Written problem: Copy the records below word for word, leaving out the pictures.

[Stored items]

■ ■ ■ ■ ■

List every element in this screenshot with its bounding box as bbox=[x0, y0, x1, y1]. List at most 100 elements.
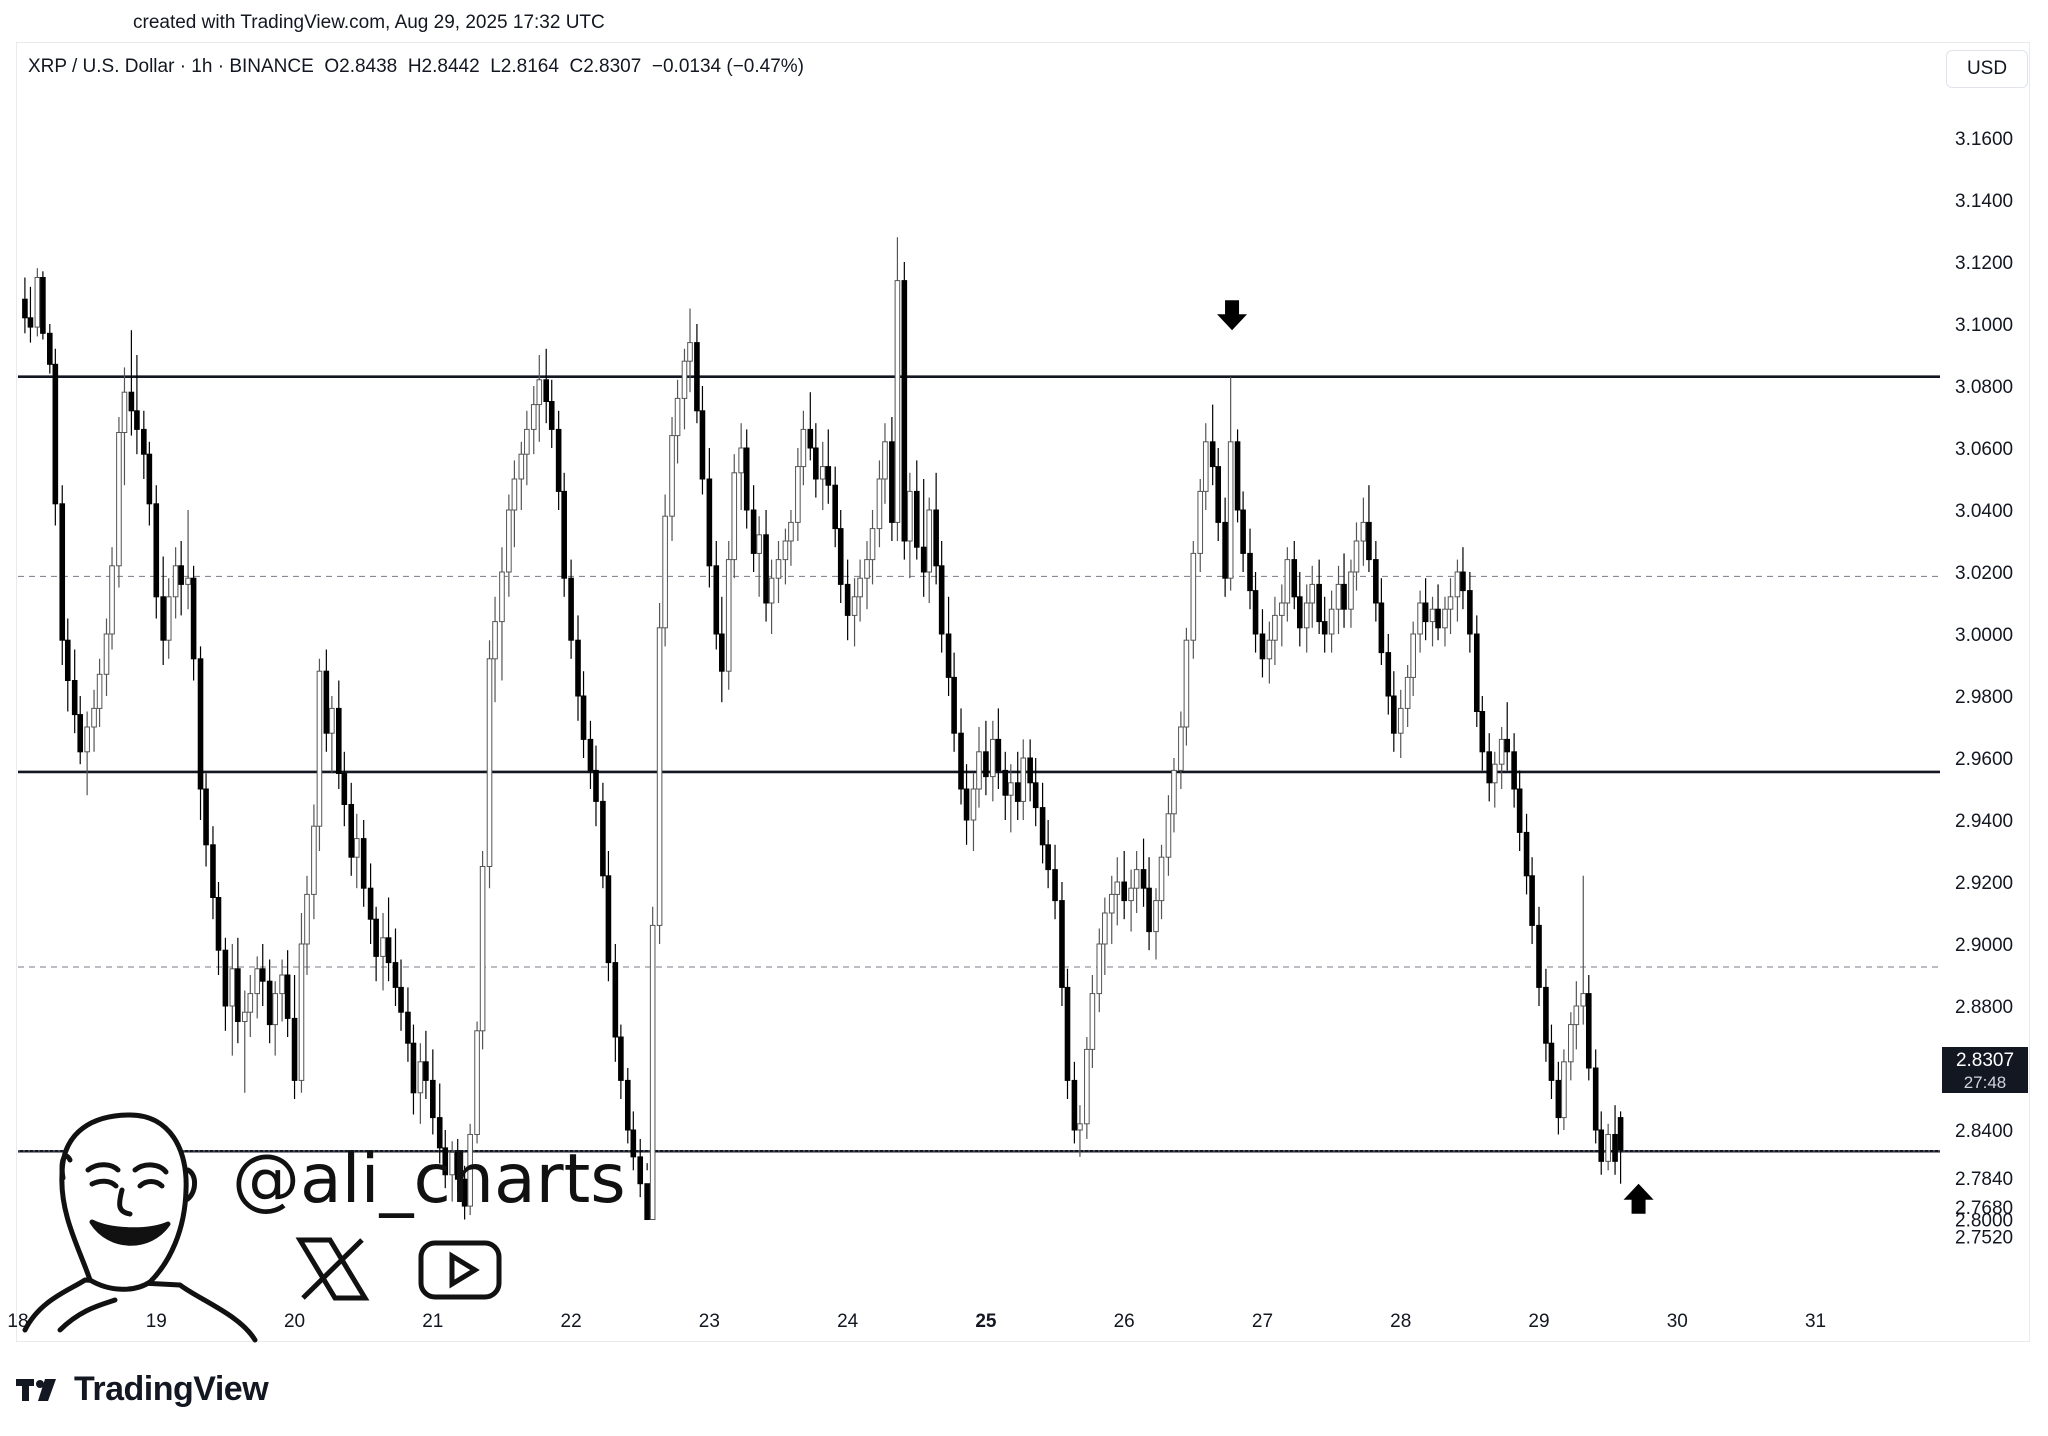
candle-body bbox=[1341, 583, 1347, 610]
candle bbox=[241, 990, 248, 1093]
candle bbox=[1555, 1061, 1562, 1135]
candle bbox=[1008, 764, 1014, 833]
price-tick-label: 2.9600 bbox=[1955, 749, 2013, 770]
candle bbox=[1102, 897, 1108, 975]
candle bbox=[1548, 1024, 1555, 1099]
candle bbox=[1605, 1123, 1611, 1171]
candle bbox=[536, 355, 543, 442]
time-axis[interactable]: 18 19 20 21 22 23 24 25 26 27 28 29 30 31 bbox=[7, 1311, 1826, 1332]
candle bbox=[782, 528, 789, 585]
time-tick-label: 22 bbox=[561, 1311, 582, 1332]
candle-body bbox=[1417, 602, 1423, 635]
candle bbox=[699, 386, 706, 495]
candle-body bbox=[1580, 993, 1587, 1007]
candle-body bbox=[153, 503, 160, 598]
candle bbox=[788, 510, 794, 566]
candle-body bbox=[474, 1030, 480, 1135]
candle bbox=[669, 417, 675, 541]
candle bbox=[524, 410, 530, 486]
candle bbox=[864, 541, 870, 610]
candle bbox=[1467, 572, 1473, 653]
candle bbox=[1460, 547, 1466, 610]
candle bbox=[719, 596, 725, 703]
candle-body bbox=[442, 1147, 449, 1176]
candle bbox=[1197, 479, 1204, 572]
candle bbox=[612, 944, 619, 1062]
candle-body bbox=[311, 825, 317, 895]
price-tick-label: 3.0000 bbox=[1955, 625, 2013, 646]
candle-body bbox=[725, 559, 732, 672]
candle-body bbox=[1077, 1123, 1083, 1131]
candle-body bbox=[662, 515, 668, 629]
candle bbox=[1328, 590, 1335, 653]
candle bbox=[649, 906, 656, 1221]
candle bbox=[1121, 851, 1127, 920]
candle-body bbox=[77, 714, 84, 753]
symbol-name[interactable]: XRP / U.S. Dollar · 1h · BINANCE bbox=[28, 56, 314, 77]
candle-body bbox=[165, 596, 172, 641]
candle-body bbox=[1114, 881, 1121, 895]
candle bbox=[1045, 820, 1051, 889]
candle bbox=[913, 460, 920, 560]
candle bbox=[1585, 975, 1592, 1081]
candle-body bbox=[1536, 924, 1542, 988]
candle-body bbox=[279, 974, 285, 995]
candle bbox=[876, 460, 883, 548]
candle bbox=[1580, 875, 1587, 1025]
candle-body bbox=[1605, 1133, 1611, 1162]
candle-body bbox=[970, 788, 977, 821]
candle bbox=[215, 882, 222, 975]
candle-body bbox=[222, 949, 229, 1007]
candle bbox=[146, 441, 153, 526]
candle bbox=[141, 410, 147, 479]
candle bbox=[970, 773, 977, 851]
candle bbox=[373, 906, 379, 982]
candle-body bbox=[1266, 639, 1273, 660]
candle bbox=[857, 559, 863, 622]
candle-body bbox=[699, 410, 706, 480]
candle bbox=[1032, 758, 1039, 827]
tradingview-brand[interactable]: TradingView bbox=[16, 1370, 269, 1409]
candle bbox=[1020, 739, 1027, 820]
candles bbox=[22, 237, 1624, 1221]
candle-body bbox=[1252, 590, 1259, 635]
candle bbox=[197, 646, 204, 820]
candle-body bbox=[1523, 831, 1530, 877]
candle bbox=[1479, 696, 1486, 771]
candle-body bbox=[844, 583, 851, 616]
candle-body bbox=[1585, 993, 1592, 1069]
candle bbox=[1215, 448, 1222, 541]
candle bbox=[1303, 584, 1310, 653]
currency-button[interactable]: USD bbox=[1946, 50, 2028, 88]
bar-countdown: 27:48 bbox=[1964, 1073, 2007, 1092]
candle-body bbox=[1146, 887, 1152, 933]
candle-body bbox=[813, 447, 819, 480]
candle-body bbox=[983, 751, 989, 778]
tradingview-logo-icon bbox=[16, 1378, 56, 1401]
candle-body bbox=[392, 962, 399, 988]
candle bbox=[1089, 975, 1096, 1068]
candle-body bbox=[47, 332, 53, 365]
candle-body bbox=[894, 280, 901, 523]
candle bbox=[77, 696, 84, 765]
candle-body bbox=[713, 565, 720, 635]
candle-body bbox=[316, 670, 323, 827]
candle bbox=[958, 708, 964, 805]
candle-body bbox=[1140, 869, 1147, 889]
candle-body bbox=[681, 360, 688, 399]
candle-body bbox=[241, 1011, 248, 1023]
candle-body bbox=[756, 534, 762, 554]
candle-body bbox=[1121, 881, 1127, 902]
candle-body bbox=[825, 466, 832, 486]
candle bbox=[417, 1043, 424, 1124]
symbol-header: XRP / U.S. Dollar · 1h · BINANCE O2.8438… bbox=[28, 56, 804, 78]
candle-body bbox=[1504, 738, 1511, 753]
candle-body bbox=[938, 565, 945, 635]
candle-body bbox=[1385, 652, 1392, 697]
candle bbox=[587, 720, 594, 789]
candle-body bbox=[795, 466, 801, 523]
price-tick-label: 2.9200 bbox=[1955, 873, 2013, 894]
candle-body bbox=[1165, 813, 1172, 858]
candle-body bbox=[1309, 583, 1316, 604]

■ ■ ■ ■ ■

Exercise response:
List every element in this screenshot with its bounding box as bbox=[x0, y0, x1, y1]. List at most 100 elements.
candle-body bbox=[1341, 583, 1347, 610]
candle bbox=[241, 990, 248, 1093]
candle bbox=[1555, 1061, 1562, 1135]
candle bbox=[1008, 764, 1014, 833]
price-tick-label: 2.9600 bbox=[1955, 749, 2013, 770]
candle bbox=[1102, 897, 1108, 975]
candle bbox=[1548, 1024, 1555, 1099]
candle bbox=[1605, 1123, 1611, 1171]
candle bbox=[536, 355, 543, 442]
time-axis[interactable]: 18 19 20 21 22 23 24 25 26 27 28 29 30 31 bbox=[7, 1311, 1826, 1332]
candle bbox=[782, 528, 789, 585]
time-tick-label: 22 bbox=[561, 1311, 582, 1332]
candle-body bbox=[1417, 602, 1423, 635]
candle bbox=[699, 386, 706, 495]
candle-body bbox=[1580, 993, 1587, 1007]
candle-body bbox=[153, 503, 160, 598]
candle bbox=[788, 510, 794, 566]
candle-body bbox=[474, 1030, 480, 1135]
candle bbox=[669, 417, 675, 541]
candle bbox=[524, 410, 530, 486]
candle bbox=[864, 541, 870, 610]
candle bbox=[1467, 572, 1473, 653]
candle bbox=[1460, 547, 1466, 610]
candle bbox=[719, 596, 725, 703]
candle-body bbox=[442, 1147, 449, 1176]
candle bbox=[1197, 479, 1204, 572]
candle bbox=[612, 944, 619, 1062]
candle-body bbox=[311, 825, 317, 895]
price-tick-label: 3.0000 bbox=[1955, 625, 2013, 646]
candle-body bbox=[725, 559, 732, 672]
candle-body bbox=[1077, 1123, 1083, 1131]
candle-body bbox=[662, 515, 668, 629]
candle bbox=[1328, 590, 1335, 653]
candle bbox=[649, 906, 656, 1221]
candle bbox=[1121, 851, 1127, 920]
candle-body bbox=[77, 714, 84, 753]
symbol-name[interactable]: XRP / U.S. Dollar · 1h · BINANCE bbox=[28, 56, 314, 77]
candle-body bbox=[165, 596, 172, 641]
candle-body bbox=[1114, 881, 1121, 895]
candle bbox=[1045, 820, 1051, 889]
candle bbox=[913, 460, 920, 560]
candle bbox=[1585, 975, 1592, 1081]
candle-body bbox=[1536, 924, 1542, 988]
candle-body bbox=[279, 974, 285, 995]
candle bbox=[876, 460, 883, 548]
candle bbox=[1580, 875, 1587, 1025]
candle-body bbox=[1605, 1133, 1611, 1162]
candle-body bbox=[970, 788, 977, 821]
candle bbox=[215, 882, 222, 975]
candle-body bbox=[222, 949, 229, 1007]
candle bbox=[146, 441, 153, 526]
candle bbox=[141, 410, 147, 479]
candle bbox=[970, 773, 977, 851]
candle bbox=[373, 906, 379, 982]
candle-body bbox=[1266, 639, 1273, 660]
candle bbox=[857, 559, 863, 622]
candle-body bbox=[699, 410, 706, 480]
candle bbox=[1032, 758, 1039, 827]
tradingview-brand[interactable]: TradingView bbox=[16, 1370, 269, 1409]
candle bbox=[1020, 739, 1027, 820]
candles bbox=[22, 237, 1624, 1221]
candle-body bbox=[1252, 590, 1259, 635]
candle bbox=[197, 646, 204, 820]
candle-body bbox=[1523, 831, 1530, 877]
candle bbox=[1479, 696, 1486, 771]
candle-body bbox=[844, 583, 851, 616]
candle-body bbox=[1585, 993, 1592, 1069]
candle bbox=[1215, 448, 1222, 541]
candle bbox=[1303, 584, 1310, 653]
currency-button[interactable]: USD bbox=[1946, 50, 2028, 88]
bar-countdown: 27:48 bbox=[1964, 1073, 2007, 1092]
candle-body bbox=[1146, 887, 1152, 933]
candle-body bbox=[813, 447, 819, 480]
candle-body bbox=[983, 751, 989, 778]
tradingview-logo-icon bbox=[16, 1378, 56, 1401]
candle-body bbox=[392, 962, 399, 988]
candle bbox=[1089, 975, 1096, 1068]
candle-body bbox=[47, 332, 53, 365]
candle-body bbox=[894, 280, 901, 523]
candle bbox=[77, 696, 84, 765]
candle-body bbox=[713, 565, 720, 635]
candle-body bbox=[316, 670, 323, 827]
candle bbox=[958, 708, 964, 805]
candle-body bbox=[1140, 869, 1147, 889]
candle-body bbox=[681, 360, 688, 399]
candle-body bbox=[241, 1011, 248, 1023]
candle-body bbox=[756, 534, 762, 554]
candle-body bbox=[1121, 881, 1127, 902]
candle-body bbox=[825, 466, 832, 486]
candle bbox=[417, 1043, 424, 1124]
symbol-header: XRP / U.S. Dollar · 1h · BINANCE O2.8438… bbox=[28, 56, 804, 78]
candle-body bbox=[1504, 738, 1511, 753]
candle-body bbox=[938, 565, 945, 635]
candle-body bbox=[1385, 652, 1392, 697]
candle bbox=[587, 720, 594, 789]
candle-body bbox=[795, 466, 801, 523]
price-tick-label: 2.9200 bbox=[1955, 873, 2013, 894]
candle-body bbox=[1165, 813, 1172, 858]
candle-body bbox=[1309, 583, 1316, 604]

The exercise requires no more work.